* WHAT NEEDS TO BE DONE *
Exclude the pictures, then repeat the remaining data exactly.

* RECORD EXCERPTS *

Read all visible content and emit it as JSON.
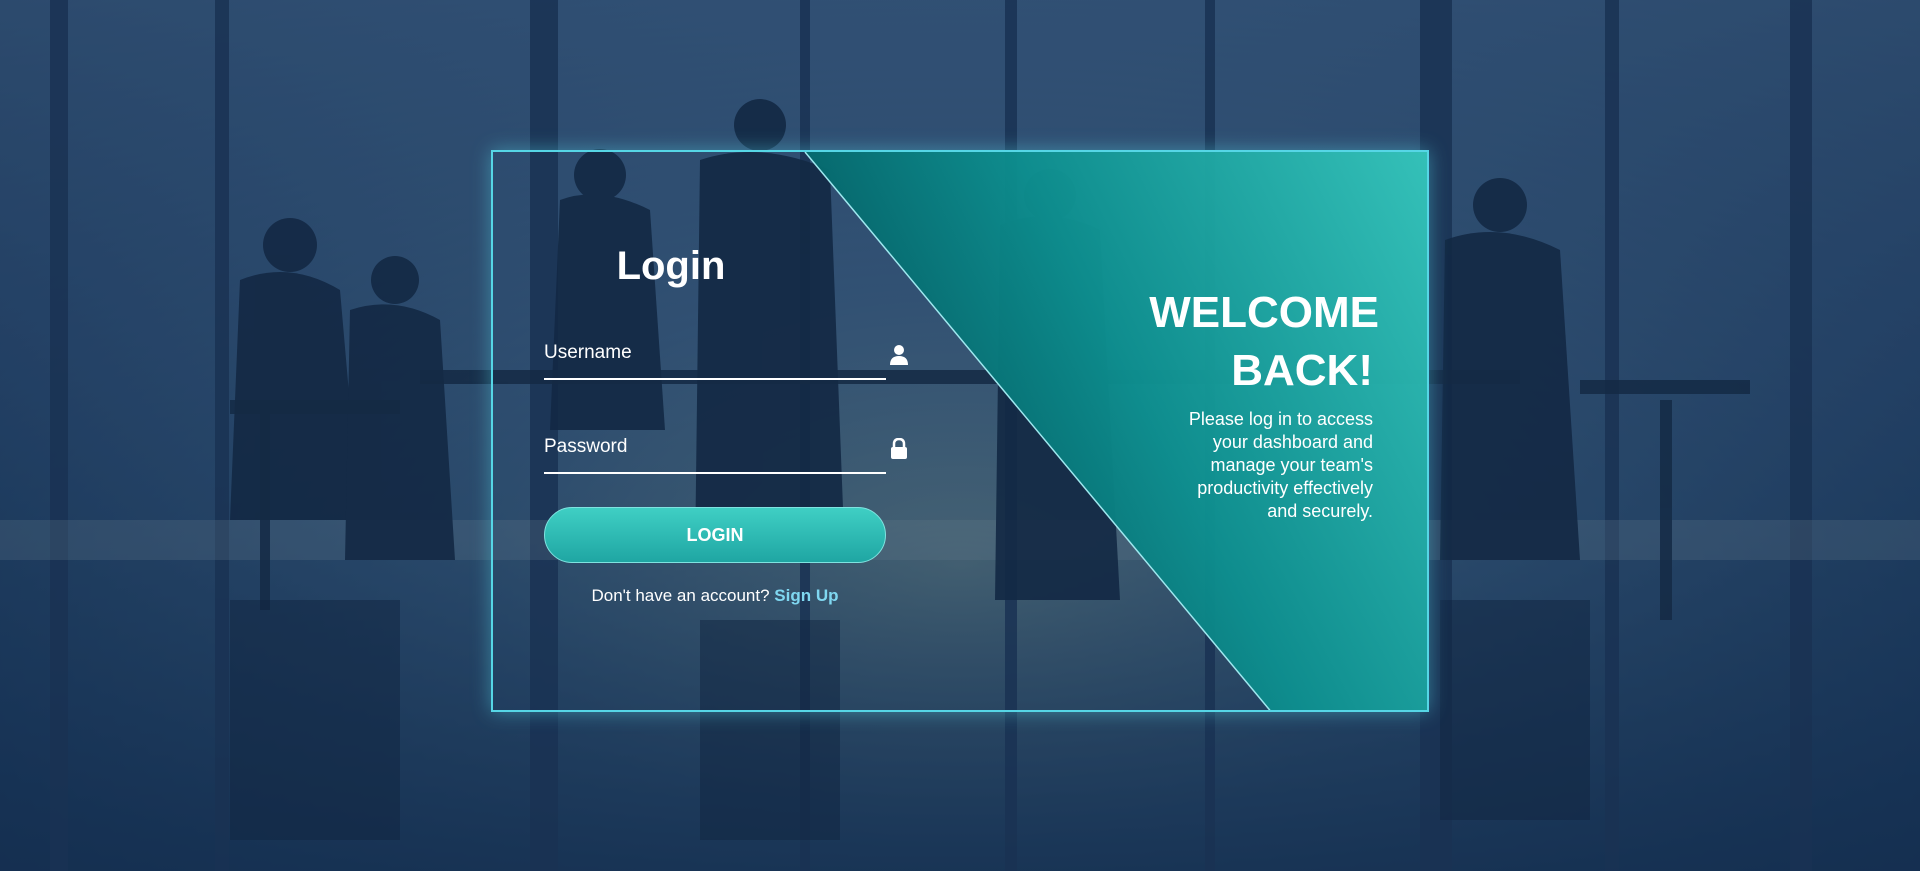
{
  "login_panel": {
    "title": "Login",
    "username": {
      "placeholder": "Username",
      "icon": "user-icon"
    },
    "password": {
      "placeholder": "Password",
      "icon": "lock-icon"
    },
    "submit_label": "LOGIN",
    "signup_prompt": "Don't have an account?",
    "signup_link": "Sign Up"
  },
  "welcome_panel": {
    "heading_line1": "WELCOME",
    "heading_line2": "BACK!",
    "message": "Please log in to access your dashboard and manage your team's productivity effectively and securely."
  },
  "colors": {
    "accent": "#2fbfb6",
    "border": "#56d6e6",
    "link": "#7fd7f0",
    "panel_dark": "#00565a",
    "panel_light": "#33c4ba"
  }
}
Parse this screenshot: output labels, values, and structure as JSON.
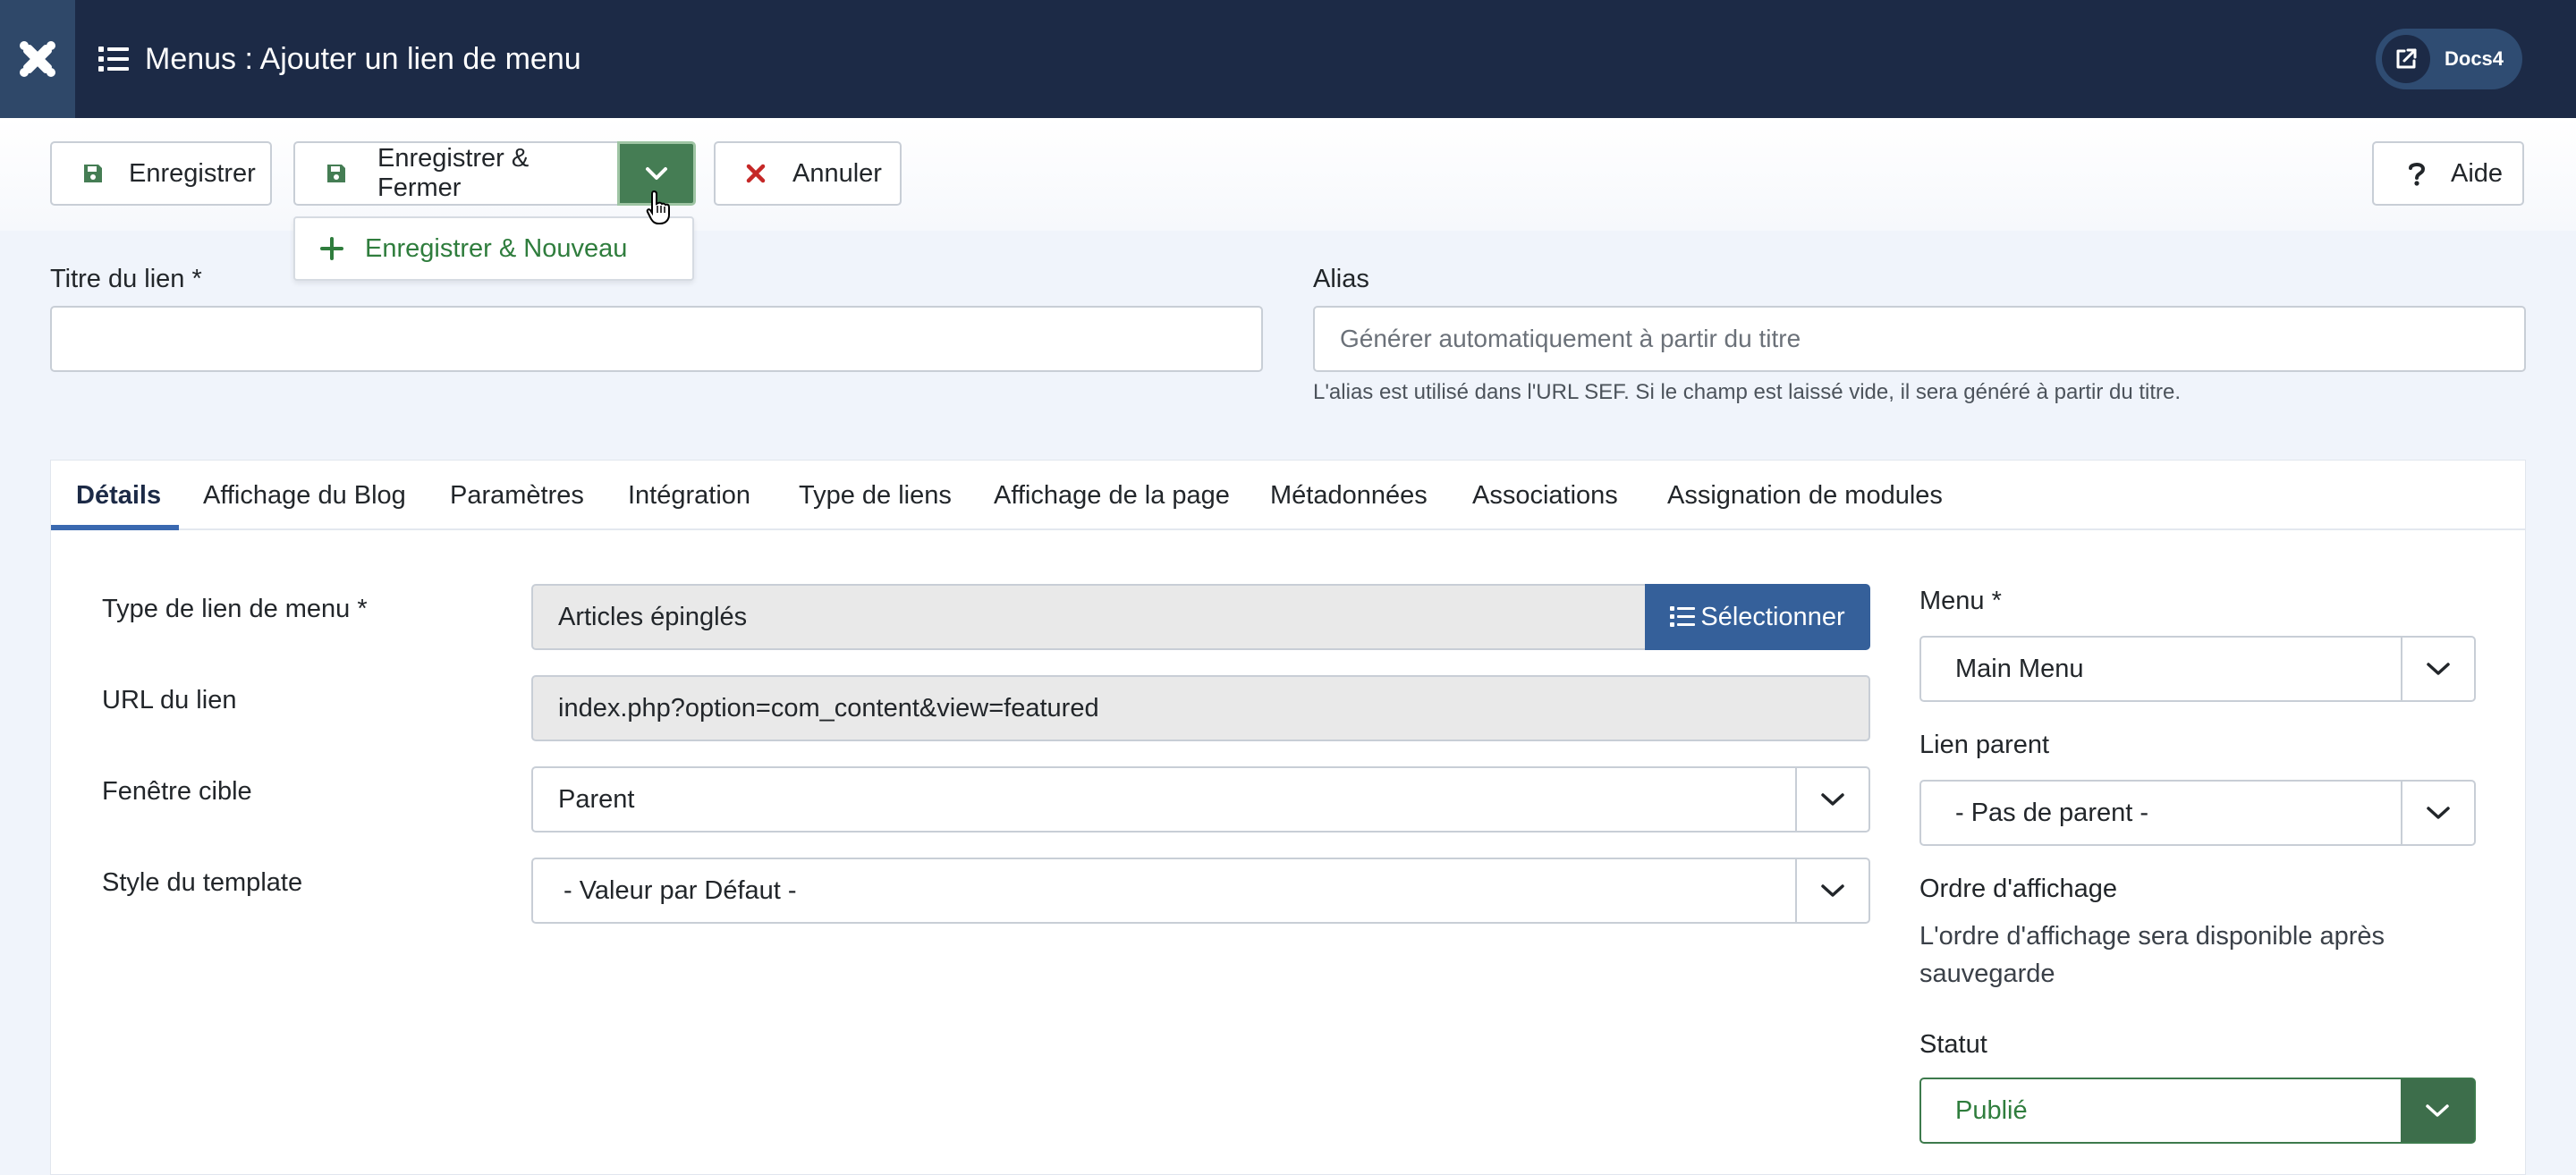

* SOLUTION TO THE PROBLEM *
Read all visible content and emit it as JSON.
{
  "login_panel": {
    "title": "Login",
    "username": {
      "placeholder": "Username",
      "icon": "user-icon"
    },
    "password": {
      "placeholder": "Password",
      "icon": "lock-icon"
    },
    "submit_label": "LOGIN",
    "signup_prompt": "Don't have an account?",
    "signup_link": "Sign Up"
  },
  "welcome_panel": {
    "heading_line1": "WELCOME",
    "heading_line2": "BACK!",
    "message": "Please log in to access your dashboard and manage your team's productivity effectively and securely."
  },
  "colors": {
    "accent": "#2fbfb6",
    "border": "#56d6e6",
    "link": "#7fd7f0",
    "panel_dark": "#00565a",
    "panel_light": "#33c4ba"
  }
}
Parse this screenshot: output labels, values, and structure as JSON.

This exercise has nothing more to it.